Check each line of the listing below for the string "Garth", and copy the ones that have it.

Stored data
┄┄┄┄┄┄┄┄┄┄┄┄┄┄┄┄┄┄┄┄

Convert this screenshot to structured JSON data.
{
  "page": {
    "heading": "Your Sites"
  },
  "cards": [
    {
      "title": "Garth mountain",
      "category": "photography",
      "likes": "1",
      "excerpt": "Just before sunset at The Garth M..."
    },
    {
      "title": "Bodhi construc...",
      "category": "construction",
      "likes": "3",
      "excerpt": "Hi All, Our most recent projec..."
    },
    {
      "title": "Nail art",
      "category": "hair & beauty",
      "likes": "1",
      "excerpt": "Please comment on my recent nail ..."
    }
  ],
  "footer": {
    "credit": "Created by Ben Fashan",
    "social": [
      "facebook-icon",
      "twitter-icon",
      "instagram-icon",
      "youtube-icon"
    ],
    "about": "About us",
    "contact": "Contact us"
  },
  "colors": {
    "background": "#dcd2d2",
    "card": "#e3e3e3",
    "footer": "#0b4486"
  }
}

┄┄┄┄┄┄┄┄┄┄┄┄┄┄┄┄┄┄┄┄

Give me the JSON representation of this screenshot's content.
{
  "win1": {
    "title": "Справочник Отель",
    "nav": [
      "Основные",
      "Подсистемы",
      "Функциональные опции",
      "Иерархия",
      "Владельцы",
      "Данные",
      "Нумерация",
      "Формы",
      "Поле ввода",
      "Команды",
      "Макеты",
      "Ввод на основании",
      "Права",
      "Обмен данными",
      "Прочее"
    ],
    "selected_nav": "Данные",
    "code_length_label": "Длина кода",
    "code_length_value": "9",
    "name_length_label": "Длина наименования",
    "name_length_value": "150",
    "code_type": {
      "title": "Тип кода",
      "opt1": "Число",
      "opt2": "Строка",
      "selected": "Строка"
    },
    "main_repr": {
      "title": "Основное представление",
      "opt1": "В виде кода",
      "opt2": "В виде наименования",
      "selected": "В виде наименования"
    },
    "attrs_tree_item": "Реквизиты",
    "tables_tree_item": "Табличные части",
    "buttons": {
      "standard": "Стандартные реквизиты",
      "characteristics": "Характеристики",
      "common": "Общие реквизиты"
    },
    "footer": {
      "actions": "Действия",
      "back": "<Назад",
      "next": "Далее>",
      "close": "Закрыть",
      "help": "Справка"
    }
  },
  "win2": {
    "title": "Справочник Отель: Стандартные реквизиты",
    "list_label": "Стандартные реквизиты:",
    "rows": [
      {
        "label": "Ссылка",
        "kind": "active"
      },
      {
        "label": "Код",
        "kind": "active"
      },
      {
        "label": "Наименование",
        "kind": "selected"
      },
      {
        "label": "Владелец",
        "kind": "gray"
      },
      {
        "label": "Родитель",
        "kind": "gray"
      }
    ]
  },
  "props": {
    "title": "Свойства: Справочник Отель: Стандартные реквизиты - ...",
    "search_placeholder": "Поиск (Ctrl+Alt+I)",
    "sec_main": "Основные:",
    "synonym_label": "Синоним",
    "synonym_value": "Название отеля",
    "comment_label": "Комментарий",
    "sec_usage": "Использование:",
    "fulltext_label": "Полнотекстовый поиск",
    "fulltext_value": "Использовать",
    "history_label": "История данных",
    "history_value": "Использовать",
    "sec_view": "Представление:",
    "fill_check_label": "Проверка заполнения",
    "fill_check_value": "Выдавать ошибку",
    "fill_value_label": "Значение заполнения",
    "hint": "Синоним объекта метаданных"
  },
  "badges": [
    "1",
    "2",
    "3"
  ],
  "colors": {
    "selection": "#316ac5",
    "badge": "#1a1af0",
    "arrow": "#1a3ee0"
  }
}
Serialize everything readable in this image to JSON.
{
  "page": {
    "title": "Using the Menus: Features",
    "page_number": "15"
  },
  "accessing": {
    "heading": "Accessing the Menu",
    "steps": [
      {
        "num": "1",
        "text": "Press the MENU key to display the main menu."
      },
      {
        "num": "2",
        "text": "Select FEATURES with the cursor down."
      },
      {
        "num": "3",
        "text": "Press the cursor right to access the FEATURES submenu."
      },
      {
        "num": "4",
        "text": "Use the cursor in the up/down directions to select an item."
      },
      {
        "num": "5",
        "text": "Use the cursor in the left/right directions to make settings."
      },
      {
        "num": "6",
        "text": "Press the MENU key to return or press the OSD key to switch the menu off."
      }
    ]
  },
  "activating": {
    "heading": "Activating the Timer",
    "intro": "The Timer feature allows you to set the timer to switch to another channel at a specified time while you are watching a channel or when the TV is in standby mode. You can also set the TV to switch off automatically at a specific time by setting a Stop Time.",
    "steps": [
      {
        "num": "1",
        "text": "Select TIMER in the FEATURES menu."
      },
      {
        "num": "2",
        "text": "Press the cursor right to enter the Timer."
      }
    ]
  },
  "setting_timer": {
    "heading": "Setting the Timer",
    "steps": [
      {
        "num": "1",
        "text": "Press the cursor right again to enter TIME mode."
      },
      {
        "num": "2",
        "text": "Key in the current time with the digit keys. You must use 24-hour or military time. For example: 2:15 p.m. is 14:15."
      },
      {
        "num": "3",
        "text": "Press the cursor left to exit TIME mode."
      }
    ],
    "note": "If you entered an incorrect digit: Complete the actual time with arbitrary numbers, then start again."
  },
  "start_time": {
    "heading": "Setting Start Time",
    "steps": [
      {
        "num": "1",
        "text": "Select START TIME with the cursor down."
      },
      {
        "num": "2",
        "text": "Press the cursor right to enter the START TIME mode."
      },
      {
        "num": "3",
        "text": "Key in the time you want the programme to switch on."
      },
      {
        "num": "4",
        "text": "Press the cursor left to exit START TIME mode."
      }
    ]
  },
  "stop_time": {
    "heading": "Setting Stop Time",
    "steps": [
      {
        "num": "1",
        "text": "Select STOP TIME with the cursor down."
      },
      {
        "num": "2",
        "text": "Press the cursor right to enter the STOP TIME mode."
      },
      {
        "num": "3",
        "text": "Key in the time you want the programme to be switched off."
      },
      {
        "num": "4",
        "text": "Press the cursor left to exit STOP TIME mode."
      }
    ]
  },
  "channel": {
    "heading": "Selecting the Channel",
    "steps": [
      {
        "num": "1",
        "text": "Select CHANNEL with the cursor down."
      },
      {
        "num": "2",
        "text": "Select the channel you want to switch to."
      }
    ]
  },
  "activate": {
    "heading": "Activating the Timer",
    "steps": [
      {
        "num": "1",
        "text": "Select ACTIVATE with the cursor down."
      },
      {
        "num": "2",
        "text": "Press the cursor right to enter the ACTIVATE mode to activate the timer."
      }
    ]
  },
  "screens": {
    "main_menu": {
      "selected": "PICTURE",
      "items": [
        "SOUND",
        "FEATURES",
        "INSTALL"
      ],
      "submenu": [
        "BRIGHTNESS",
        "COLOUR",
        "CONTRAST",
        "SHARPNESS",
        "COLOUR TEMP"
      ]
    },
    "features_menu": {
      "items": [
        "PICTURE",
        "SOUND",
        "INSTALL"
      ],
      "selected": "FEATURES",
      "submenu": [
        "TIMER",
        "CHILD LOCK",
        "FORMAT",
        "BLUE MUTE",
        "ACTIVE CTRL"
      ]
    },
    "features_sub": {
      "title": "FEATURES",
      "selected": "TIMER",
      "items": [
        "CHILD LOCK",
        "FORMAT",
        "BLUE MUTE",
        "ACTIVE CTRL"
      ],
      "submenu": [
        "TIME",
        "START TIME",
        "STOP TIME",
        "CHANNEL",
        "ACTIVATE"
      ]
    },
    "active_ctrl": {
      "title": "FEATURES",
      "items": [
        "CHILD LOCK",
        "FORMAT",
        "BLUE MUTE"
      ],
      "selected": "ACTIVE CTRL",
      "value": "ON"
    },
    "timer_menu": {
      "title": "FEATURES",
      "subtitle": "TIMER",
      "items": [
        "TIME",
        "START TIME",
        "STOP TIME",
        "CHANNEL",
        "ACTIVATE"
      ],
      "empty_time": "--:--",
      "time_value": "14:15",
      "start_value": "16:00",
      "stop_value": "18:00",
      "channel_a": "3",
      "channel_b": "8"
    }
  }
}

┄┄┄┄┄┄┄┄┄┄┄┄┄┄┄┄┄┄┄┄

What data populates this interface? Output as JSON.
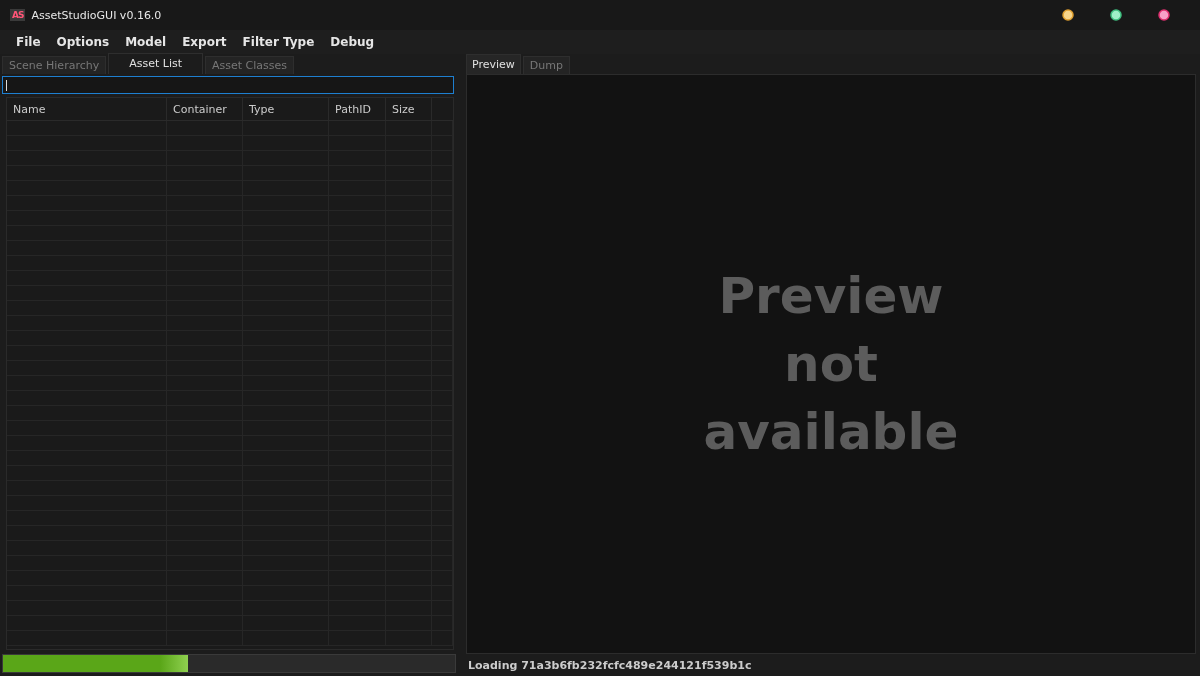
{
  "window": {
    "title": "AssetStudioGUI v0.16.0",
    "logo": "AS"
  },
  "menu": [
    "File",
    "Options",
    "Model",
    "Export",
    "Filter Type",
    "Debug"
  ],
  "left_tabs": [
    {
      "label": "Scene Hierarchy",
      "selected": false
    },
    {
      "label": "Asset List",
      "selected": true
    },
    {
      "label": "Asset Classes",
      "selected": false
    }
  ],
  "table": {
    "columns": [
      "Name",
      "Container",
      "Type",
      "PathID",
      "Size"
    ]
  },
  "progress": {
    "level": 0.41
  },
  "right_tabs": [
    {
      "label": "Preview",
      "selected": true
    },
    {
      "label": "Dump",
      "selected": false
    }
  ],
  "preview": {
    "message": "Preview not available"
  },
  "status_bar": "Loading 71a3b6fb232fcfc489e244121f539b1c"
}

┄┄┄┄┄┄┄┄┄┄┄┄┄┄┄┄┄┄┄┄

- Solution to this problem:
      "title": "Garth mountain",
      "excerpt": "Just before sunset at The Garth M..."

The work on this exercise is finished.